Dataset entries:

______

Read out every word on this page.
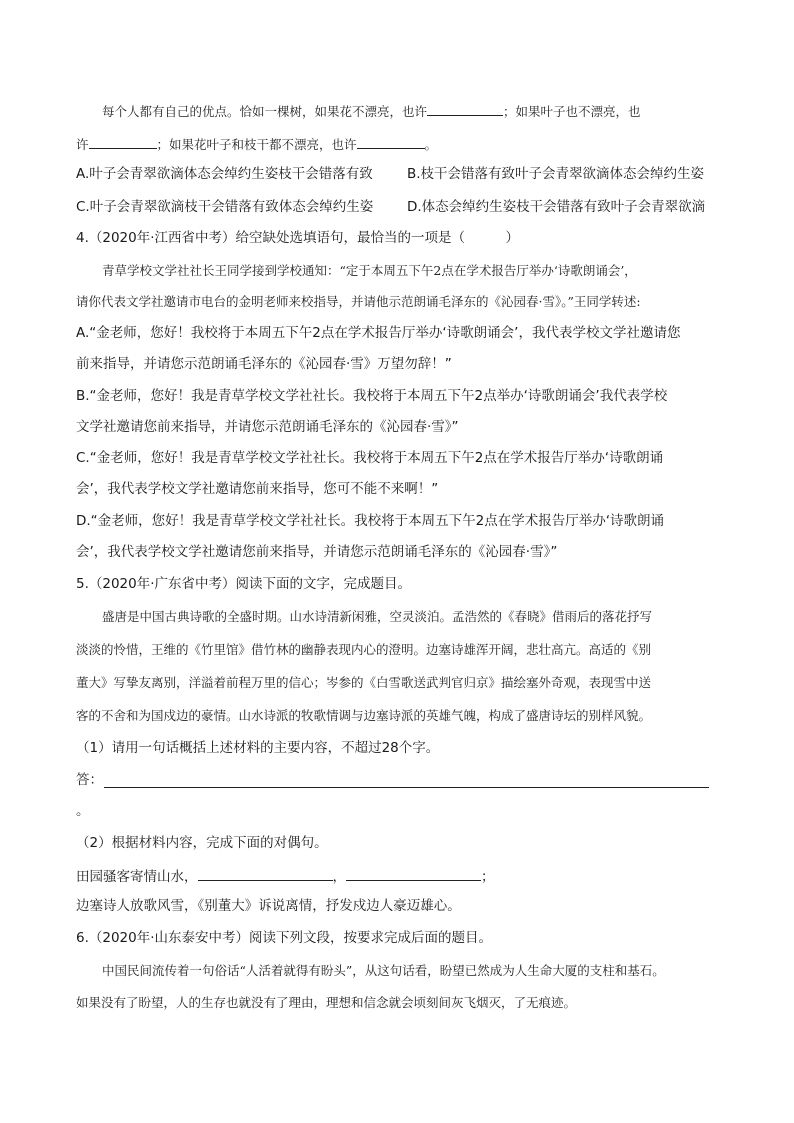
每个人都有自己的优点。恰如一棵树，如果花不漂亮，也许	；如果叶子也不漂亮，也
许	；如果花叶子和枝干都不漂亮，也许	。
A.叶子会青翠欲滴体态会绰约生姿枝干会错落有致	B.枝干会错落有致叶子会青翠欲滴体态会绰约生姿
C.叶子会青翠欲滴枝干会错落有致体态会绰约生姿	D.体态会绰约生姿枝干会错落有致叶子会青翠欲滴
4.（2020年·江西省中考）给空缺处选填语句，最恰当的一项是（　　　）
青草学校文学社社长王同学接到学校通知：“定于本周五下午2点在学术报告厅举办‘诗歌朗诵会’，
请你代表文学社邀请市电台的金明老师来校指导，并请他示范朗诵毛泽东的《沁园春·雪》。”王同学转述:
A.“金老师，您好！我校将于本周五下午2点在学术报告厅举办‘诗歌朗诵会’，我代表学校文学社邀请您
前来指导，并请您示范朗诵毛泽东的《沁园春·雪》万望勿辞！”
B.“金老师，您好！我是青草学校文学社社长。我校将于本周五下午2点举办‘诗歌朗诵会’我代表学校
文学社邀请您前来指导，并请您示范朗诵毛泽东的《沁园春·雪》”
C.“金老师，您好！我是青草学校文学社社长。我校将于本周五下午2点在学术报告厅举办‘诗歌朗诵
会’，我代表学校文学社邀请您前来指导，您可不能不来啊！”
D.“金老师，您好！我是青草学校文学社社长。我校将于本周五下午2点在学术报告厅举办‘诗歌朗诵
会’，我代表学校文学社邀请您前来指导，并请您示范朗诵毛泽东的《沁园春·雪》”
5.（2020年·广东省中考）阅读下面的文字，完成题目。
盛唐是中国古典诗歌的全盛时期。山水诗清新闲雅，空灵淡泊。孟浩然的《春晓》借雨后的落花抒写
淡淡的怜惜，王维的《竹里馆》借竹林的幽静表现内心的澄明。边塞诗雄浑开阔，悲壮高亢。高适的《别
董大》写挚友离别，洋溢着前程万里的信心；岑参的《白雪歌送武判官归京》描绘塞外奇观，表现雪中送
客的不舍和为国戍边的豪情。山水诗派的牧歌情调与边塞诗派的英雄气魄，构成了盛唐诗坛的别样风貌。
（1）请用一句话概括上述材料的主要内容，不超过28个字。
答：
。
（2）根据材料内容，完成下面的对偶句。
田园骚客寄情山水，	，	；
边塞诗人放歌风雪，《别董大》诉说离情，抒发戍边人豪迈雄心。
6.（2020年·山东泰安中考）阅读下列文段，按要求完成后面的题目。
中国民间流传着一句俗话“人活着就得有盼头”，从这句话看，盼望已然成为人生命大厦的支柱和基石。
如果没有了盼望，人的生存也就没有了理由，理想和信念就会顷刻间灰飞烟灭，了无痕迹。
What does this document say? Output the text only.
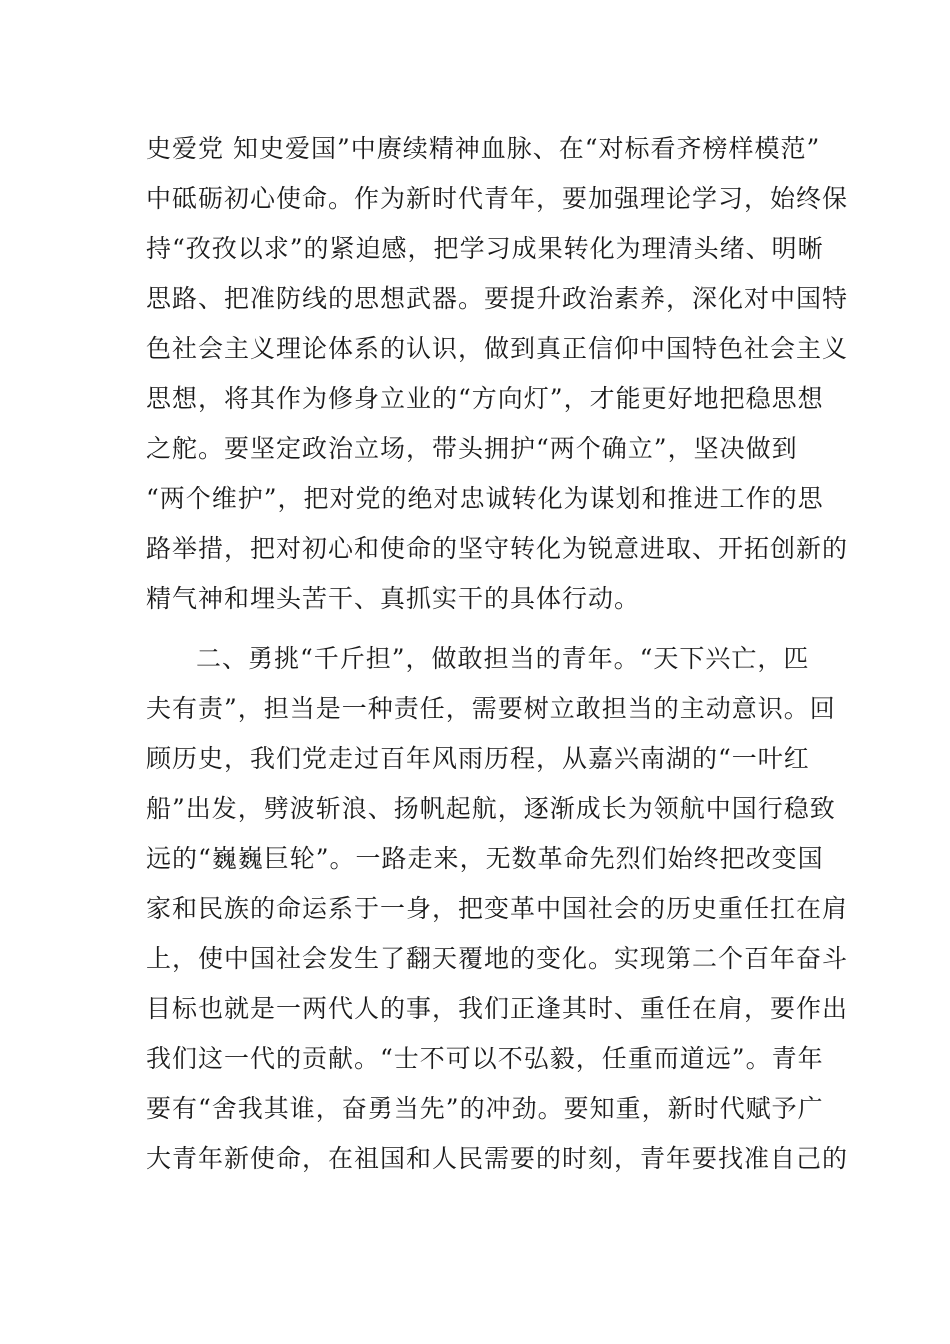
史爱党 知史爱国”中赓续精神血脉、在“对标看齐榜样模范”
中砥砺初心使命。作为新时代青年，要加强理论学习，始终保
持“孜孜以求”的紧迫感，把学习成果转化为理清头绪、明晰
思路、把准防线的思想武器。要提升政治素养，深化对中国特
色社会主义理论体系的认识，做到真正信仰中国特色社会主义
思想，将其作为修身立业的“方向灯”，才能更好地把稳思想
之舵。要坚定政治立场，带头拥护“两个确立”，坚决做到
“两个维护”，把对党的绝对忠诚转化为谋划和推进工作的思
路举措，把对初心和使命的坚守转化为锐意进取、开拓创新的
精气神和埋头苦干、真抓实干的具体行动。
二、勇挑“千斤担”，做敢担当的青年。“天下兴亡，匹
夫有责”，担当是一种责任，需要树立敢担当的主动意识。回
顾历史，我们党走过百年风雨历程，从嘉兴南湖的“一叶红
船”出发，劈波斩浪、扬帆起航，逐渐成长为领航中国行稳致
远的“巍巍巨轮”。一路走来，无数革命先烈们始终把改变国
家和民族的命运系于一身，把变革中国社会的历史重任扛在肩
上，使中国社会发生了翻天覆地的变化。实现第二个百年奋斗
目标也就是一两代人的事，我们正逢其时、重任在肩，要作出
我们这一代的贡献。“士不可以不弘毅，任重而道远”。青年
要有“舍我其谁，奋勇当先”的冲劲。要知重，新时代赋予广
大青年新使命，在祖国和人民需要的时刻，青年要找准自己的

______

Your goal: Pictures are not part of the copy; output everything else in the records exactly.

The reply:
Read out every word on this page.
每个人都有自己的优点。恰如一棵树，如果花不漂亮，也许	；如果叶子也不漂亮，也
许	；如果花叶子和枝干都不漂亮，也许	。
A.叶子会青翠欲滴体态会绰约生姿枝干会错落有致	B.枝干会错落有致叶子会青翠欲滴体态会绰约生姿
C.叶子会青翠欲滴枝干会错落有致体态会绰约生姿	D.体态会绰约生姿枝干会错落有致叶子会青翠欲滴
4.（2020年·江西省中考）给空缺处选填语句，最恰当的一项是（　　　）
青草学校文学社社长王同学接到学校通知：“定于本周五下午2点在学术报告厅举办‘诗歌朗诵会’，
请你代表文学社邀请市电台的金明老师来校指导，并请他示范朗诵毛泽东的《沁园春·雪》。”王同学转述:
A.“金老师，您好！我校将于本周五下午2点在学术报告厅举办‘诗歌朗诵会’，我代表学校文学社邀请您
前来指导，并请您示范朗诵毛泽东的《沁园春·雪》万望勿辞！”
B.“金老师，您好！我是青草学校文学社社长。我校将于本周五下午2点举办‘诗歌朗诵会’我代表学校
文学社邀请您前来指导，并请您示范朗诵毛泽东的《沁园春·雪》”
C.“金老师，您好！我是青草学校文学社社长。我校将于本周五下午2点在学术报告厅举办‘诗歌朗诵
会’，我代表学校文学社邀请您前来指导，您可不能不来啊！”
D.“金老师，您好！我是青草学校文学社社长。我校将于本周五下午2点在学术报告厅举办‘诗歌朗诵
会’，我代表学校文学社邀请您前来指导，并请您示范朗诵毛泽东的《沁园春·雪》”
5.（2020年·广东省中考）阅读下面的文字，完成题目。
盛唐是中国古典诗歌的全盛时期。山水诗清新闲雅，空灵淡泊。孟浩然的《春晓》借雨后的落花抒写
淡淡的怜惜，王维的《竹里馆》借竹林的幽静表现内心的澄明。边塞诗雄浑开阔，悲壮高亢。高适的《别
董大》写挚友离别，洋溢着前程万里的信心；岑参的《白雪歌送武判官归京》描绘塞外奇观，表现雪中送
客的不舍和为国戍边的豪情。山水诗派的牧歌情调与边塞诗派的英雄气魄，构成了盛唐诗坛的别样风貌。
（1）请用一句话概括上述材料的主要内容，不超过28个字。
答：
。
（2）根据材料内容，完成下面的对偶句。
田园骚客寄情山水，	，	；
边塞诗人放歌风雪，《别董大》诉说离情，抒发戍边人豪迈雄心。
6.（2020年·山东泰安中考）阅读下列文段，按要求完成后面的题目。
中国民间流传着一句俗话“人活着就得有盼头”，从这句话看，盼望已然成为人生命大厦的支柱和基石。
如果没有了盼望，人的生存也就没有了理由，理想和信念就会顷刻间灰飞烟灭，了无痕迹。
What does this document say? Output the text only.
史爱党 知史爱国”中赓续精神血脉、在“对标看齐榜样模范”
中砥砺初心使命。作为新时代青年，要加强理论学习，始终保
持“孜孜以求”的紧迫感，把学习成果转化为理清头绪、明晰
思路、把准防线的思想武器。要提升政治素养，深化对中国特
色社会主义理论体系的认识，做到真正信仰中国特色社会主义
思想，将其作为修身立业的“方向灯”，才能更好地把稳思想
之舵。要坚定政治立场，带头拥护“两个确立”，坚决做到
“两个维护”，把对党的绝对忠诚转化为谋划和推进工作的思
路举措，把对初心和使命的坚守转化为锐意进取、开拓创新的
精气神和埋头苦干、真抓实干的具体行动。
二、勇挑“千斤担”，做敢担当的青年。“天下兴亡，匹
夫有责”，担当是一种责任，需要树立敢担当的主动意识。回
顾历史，我们党走过百年风雨历程，从嘉兴南湖的“一叶红
船”出发，劈波斩浪、扬帆起航，逐渐成长为领航中国行稳致
远的“巍巍巨轮”。一路走来，无数革命先烈们始终把改变国
家和民族的命运系于一身，把变革中国社会的历史重任扛在肩
上，使中国社会发生了翻天覆地的变化。实现第二个百年奋斗
目标也就是一两代人的事，我们正逢其时、重任在肩，要作出
我们这一代的贡献。“士不可以不弘毅，任重而道远”。青年
要有“舍我其谁，奋勇当先”的冲劲。要知重，新时代赋予广
大青年新使命，在祖国和人民需要的时刻，青年要找准自己的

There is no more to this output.